**Short exercise:** Of the lines in the entries below, state how many hold the word "this". Say nothing else.

**Records:**
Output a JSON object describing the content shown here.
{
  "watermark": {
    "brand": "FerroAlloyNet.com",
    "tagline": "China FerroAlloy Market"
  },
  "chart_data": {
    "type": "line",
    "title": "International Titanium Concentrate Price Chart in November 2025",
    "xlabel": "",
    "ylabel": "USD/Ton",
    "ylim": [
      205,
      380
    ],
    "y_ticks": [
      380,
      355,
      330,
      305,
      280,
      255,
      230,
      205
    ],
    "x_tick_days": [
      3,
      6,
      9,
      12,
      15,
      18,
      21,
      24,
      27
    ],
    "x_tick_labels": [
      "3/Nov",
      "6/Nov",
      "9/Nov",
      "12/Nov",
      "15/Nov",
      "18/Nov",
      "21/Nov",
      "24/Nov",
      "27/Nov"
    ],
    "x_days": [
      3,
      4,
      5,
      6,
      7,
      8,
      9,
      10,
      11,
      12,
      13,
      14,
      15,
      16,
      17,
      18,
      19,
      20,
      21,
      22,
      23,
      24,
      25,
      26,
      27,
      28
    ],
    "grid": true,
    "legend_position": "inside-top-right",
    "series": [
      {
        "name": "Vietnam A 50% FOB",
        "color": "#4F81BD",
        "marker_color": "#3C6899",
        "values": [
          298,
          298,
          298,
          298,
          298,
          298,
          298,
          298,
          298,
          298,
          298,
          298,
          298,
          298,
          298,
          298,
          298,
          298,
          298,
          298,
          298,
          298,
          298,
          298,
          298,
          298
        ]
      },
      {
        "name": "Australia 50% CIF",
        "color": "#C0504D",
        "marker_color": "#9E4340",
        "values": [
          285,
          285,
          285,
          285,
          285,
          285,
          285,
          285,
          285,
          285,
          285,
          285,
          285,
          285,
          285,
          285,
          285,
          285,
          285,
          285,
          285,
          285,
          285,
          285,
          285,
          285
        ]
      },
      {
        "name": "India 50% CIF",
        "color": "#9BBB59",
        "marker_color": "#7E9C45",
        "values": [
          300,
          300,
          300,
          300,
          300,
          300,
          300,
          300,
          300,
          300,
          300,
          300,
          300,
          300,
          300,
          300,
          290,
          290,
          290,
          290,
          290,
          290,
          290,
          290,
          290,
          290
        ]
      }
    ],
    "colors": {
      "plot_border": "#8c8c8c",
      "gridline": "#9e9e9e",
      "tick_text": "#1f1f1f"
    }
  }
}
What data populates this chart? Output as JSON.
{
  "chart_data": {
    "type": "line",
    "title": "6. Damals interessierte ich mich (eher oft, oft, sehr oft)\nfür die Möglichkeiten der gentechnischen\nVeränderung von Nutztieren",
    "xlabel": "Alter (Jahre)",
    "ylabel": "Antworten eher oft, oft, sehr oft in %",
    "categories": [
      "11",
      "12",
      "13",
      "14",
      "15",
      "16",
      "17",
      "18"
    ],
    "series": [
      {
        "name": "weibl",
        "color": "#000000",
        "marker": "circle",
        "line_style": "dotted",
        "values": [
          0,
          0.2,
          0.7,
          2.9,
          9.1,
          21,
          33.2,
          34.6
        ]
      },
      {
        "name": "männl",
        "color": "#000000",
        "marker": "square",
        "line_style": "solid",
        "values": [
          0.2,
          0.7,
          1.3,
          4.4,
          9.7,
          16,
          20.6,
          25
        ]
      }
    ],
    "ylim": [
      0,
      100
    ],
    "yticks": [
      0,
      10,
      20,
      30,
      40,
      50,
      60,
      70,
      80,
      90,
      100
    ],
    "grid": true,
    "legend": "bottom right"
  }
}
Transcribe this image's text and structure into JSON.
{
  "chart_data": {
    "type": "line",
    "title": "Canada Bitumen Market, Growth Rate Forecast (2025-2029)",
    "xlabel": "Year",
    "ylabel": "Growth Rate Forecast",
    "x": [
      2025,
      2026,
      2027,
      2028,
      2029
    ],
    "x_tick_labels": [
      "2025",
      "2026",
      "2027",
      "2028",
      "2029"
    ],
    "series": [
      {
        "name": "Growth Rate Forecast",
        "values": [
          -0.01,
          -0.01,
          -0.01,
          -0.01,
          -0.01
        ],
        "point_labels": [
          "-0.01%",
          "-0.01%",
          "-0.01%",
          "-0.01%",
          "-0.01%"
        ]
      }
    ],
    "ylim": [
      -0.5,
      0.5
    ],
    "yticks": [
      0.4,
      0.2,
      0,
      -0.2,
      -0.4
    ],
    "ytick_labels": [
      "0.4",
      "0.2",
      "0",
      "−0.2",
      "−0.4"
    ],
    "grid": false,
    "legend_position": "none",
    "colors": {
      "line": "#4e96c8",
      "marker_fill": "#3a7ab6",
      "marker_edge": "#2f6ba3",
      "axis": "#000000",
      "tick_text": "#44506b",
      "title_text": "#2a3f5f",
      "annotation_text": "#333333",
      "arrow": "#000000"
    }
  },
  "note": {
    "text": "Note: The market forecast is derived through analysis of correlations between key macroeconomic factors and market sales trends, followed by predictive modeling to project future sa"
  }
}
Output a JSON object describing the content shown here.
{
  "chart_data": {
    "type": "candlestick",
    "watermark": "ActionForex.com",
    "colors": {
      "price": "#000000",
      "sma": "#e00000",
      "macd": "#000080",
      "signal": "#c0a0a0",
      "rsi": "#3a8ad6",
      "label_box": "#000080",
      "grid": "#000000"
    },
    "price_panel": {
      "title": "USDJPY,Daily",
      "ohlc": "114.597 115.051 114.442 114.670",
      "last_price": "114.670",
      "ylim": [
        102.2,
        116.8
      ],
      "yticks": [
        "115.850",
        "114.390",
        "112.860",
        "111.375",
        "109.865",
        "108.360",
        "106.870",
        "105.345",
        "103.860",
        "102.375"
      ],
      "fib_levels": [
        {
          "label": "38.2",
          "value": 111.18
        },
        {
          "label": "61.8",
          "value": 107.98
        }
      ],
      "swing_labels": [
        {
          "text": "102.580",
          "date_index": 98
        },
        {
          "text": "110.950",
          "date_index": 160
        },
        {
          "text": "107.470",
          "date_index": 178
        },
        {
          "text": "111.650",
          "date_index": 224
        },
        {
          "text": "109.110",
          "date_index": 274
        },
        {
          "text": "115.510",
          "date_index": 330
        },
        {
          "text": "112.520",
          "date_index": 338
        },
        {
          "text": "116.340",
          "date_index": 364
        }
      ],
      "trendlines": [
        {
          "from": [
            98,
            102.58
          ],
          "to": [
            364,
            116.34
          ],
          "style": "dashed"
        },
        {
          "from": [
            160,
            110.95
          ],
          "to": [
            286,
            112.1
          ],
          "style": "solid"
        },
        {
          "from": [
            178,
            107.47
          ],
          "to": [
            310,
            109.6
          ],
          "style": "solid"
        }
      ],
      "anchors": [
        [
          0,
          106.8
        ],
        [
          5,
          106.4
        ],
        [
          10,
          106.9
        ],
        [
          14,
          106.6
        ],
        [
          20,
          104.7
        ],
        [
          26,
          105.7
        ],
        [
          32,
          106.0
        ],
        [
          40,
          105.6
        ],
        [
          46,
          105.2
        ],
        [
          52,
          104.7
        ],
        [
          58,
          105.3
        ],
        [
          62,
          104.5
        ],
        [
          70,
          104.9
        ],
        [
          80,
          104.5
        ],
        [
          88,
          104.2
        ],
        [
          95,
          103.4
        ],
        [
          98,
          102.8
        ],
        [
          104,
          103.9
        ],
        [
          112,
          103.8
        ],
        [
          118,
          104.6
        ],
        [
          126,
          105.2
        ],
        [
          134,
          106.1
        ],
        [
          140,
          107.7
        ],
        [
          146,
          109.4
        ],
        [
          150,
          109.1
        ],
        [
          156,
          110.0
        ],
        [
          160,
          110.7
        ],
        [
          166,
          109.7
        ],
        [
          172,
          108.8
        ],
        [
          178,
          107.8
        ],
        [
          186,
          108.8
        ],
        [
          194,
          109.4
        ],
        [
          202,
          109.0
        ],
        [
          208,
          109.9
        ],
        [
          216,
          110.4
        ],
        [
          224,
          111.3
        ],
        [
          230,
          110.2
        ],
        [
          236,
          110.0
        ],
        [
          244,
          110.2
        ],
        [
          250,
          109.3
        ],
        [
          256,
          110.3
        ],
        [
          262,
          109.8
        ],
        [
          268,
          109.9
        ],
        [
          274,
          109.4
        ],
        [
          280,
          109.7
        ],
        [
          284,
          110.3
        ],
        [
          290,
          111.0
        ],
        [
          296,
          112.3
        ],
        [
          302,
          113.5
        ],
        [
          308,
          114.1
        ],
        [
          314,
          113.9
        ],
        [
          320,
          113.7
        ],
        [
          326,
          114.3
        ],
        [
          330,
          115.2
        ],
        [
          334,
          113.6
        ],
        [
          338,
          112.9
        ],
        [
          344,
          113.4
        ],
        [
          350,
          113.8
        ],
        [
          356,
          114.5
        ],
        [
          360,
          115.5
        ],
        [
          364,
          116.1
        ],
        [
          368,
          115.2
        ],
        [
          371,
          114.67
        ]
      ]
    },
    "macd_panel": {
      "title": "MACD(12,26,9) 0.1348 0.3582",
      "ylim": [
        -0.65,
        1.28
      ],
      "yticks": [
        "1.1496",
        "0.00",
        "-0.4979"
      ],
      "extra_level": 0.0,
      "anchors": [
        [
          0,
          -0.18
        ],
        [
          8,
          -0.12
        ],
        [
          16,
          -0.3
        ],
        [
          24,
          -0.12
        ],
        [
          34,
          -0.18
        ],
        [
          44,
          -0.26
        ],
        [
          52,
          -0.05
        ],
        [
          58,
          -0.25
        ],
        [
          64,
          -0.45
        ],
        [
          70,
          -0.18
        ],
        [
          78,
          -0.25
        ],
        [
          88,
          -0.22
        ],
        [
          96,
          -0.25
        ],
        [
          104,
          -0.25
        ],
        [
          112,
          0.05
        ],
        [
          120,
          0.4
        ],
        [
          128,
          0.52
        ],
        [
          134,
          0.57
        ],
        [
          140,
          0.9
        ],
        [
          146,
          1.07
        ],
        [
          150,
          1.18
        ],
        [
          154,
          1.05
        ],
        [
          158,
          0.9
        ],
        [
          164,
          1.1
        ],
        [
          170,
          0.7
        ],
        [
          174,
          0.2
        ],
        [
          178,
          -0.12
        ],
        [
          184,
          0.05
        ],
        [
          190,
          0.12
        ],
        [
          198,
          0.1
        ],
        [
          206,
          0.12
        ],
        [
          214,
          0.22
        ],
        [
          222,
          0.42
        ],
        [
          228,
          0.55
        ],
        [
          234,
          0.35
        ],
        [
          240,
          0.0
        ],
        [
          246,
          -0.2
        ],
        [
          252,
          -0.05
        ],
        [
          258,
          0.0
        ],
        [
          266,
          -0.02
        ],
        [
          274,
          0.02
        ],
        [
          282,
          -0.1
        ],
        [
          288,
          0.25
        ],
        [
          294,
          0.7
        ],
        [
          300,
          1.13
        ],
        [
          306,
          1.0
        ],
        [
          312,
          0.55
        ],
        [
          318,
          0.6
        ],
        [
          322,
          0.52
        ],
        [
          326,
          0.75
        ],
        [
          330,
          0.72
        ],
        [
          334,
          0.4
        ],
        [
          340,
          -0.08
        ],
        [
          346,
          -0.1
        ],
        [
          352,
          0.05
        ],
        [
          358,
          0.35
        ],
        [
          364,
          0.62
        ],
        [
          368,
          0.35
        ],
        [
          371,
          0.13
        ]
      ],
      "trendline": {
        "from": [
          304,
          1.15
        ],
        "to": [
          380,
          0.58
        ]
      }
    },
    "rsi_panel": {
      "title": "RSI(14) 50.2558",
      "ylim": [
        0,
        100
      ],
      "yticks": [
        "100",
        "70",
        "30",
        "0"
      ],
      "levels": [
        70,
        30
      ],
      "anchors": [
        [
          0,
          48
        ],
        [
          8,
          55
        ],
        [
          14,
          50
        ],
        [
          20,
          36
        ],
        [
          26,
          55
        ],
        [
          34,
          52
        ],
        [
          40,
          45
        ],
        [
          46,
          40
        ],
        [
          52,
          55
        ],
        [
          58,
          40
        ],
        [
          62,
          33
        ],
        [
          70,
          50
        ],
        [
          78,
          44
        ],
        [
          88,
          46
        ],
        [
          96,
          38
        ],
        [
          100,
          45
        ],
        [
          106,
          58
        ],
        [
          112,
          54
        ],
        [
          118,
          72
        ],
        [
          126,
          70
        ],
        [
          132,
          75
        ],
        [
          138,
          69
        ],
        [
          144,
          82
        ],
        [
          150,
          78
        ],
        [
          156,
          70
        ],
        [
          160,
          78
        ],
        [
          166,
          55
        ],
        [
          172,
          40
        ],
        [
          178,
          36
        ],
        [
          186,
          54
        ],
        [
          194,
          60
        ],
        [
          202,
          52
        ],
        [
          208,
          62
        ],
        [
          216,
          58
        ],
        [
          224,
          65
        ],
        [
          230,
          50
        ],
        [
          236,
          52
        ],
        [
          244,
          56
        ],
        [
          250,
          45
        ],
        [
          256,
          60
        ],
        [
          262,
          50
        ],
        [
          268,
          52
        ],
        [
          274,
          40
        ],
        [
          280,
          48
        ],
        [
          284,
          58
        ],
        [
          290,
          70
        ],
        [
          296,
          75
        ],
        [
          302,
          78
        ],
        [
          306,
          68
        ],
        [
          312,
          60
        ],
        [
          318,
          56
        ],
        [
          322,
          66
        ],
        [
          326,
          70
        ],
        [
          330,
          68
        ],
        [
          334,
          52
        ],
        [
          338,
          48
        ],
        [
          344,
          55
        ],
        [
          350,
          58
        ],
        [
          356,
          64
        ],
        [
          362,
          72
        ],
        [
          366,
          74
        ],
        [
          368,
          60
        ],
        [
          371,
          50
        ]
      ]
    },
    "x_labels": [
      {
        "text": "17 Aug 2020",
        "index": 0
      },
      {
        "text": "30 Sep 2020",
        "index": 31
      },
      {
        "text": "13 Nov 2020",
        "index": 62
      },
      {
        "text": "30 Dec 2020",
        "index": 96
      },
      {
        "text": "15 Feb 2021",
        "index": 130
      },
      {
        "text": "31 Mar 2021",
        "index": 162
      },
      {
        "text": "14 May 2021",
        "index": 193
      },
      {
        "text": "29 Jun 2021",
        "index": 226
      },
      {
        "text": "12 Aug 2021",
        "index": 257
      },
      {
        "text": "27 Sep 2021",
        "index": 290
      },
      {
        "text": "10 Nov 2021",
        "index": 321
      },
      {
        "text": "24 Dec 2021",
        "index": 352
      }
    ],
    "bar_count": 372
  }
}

**Right answer:** 2